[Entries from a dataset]
──────

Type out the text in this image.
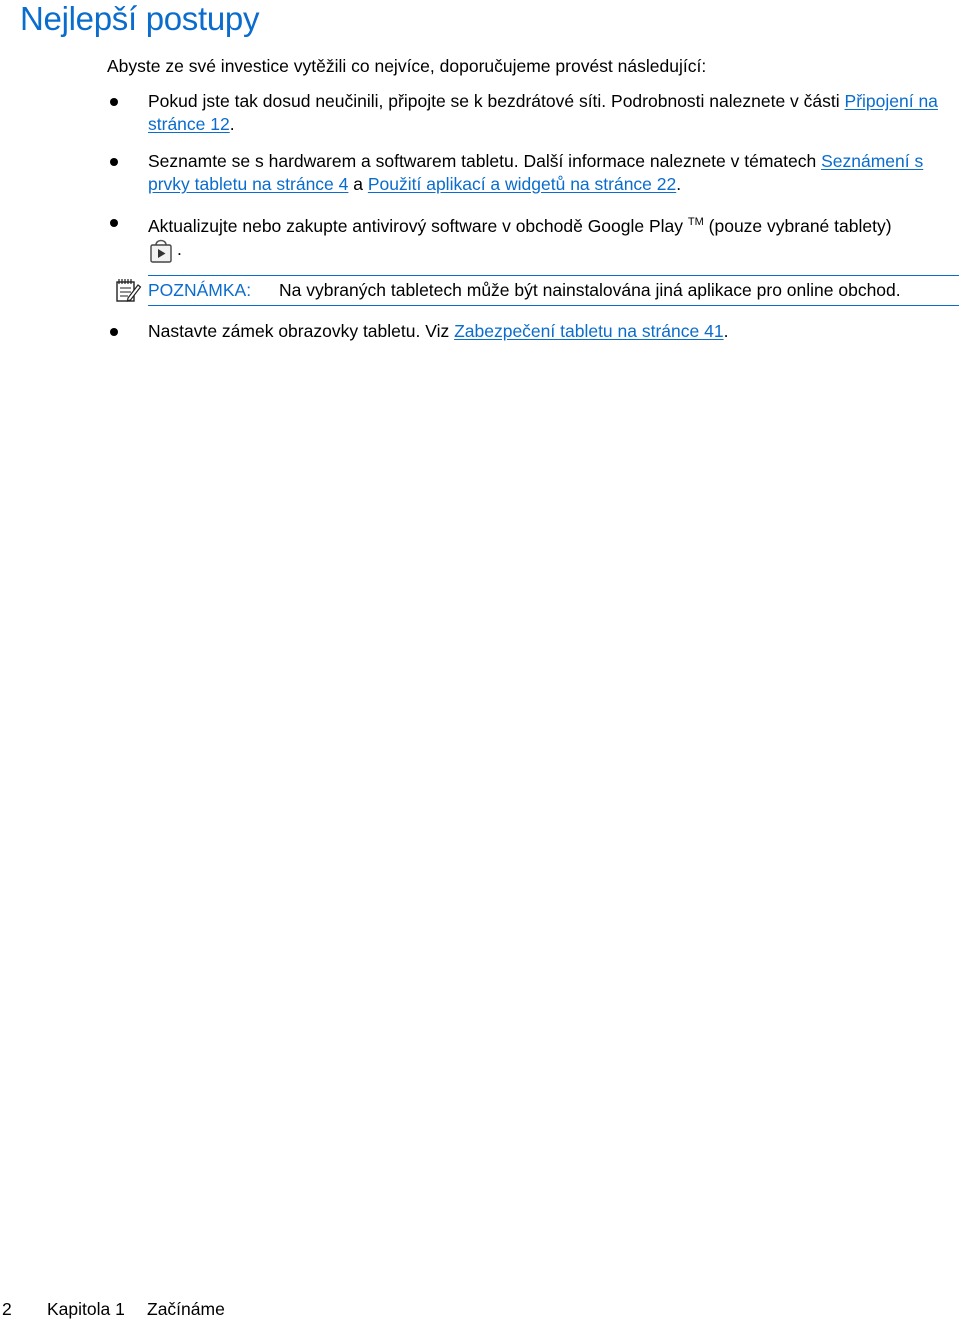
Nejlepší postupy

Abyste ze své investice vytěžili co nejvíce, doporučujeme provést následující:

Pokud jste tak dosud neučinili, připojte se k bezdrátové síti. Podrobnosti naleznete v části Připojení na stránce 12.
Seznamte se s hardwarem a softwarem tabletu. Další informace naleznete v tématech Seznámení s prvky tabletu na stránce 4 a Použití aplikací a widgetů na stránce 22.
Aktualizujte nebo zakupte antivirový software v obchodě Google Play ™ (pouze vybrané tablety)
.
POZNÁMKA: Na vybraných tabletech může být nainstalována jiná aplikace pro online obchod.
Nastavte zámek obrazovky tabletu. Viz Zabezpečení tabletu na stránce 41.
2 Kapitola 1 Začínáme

──────

◆ WORK REQUIRED:
Give the material again exactly as it is, but keep the pictures out.

◆ RESULT OF THE TASK:
Type out the text in this image.
Nejlepší postupy

Abyste ze své investice vytěžili co nejvíce, doporučujeme provést následující:

Pokud jste tak dosud neučinili, připojte se k bezdrátové síti. Podrobnosti naleznete v části Připojení na stránce 12.
Seznamte se s hardwarem a softwarem tabletu. Další informace naleznete v tématech Seznámení s prvky tabletu na stránce 4 a Použití aplikací a widgetů na stránce 22.
Aktualizujte nebo zakupte antivirový software v obchodě Google Play ™ (pouze vybrané tablety)
.
POZNÁMKA: Na vybraných tabletech může být nainstalována jiná aplikace pro online obchod.
Nastavte zámek obrazovky tabletu. Viz Zabezpečení tabletu na stránce 41.
2 Kapitola 1 Začínáme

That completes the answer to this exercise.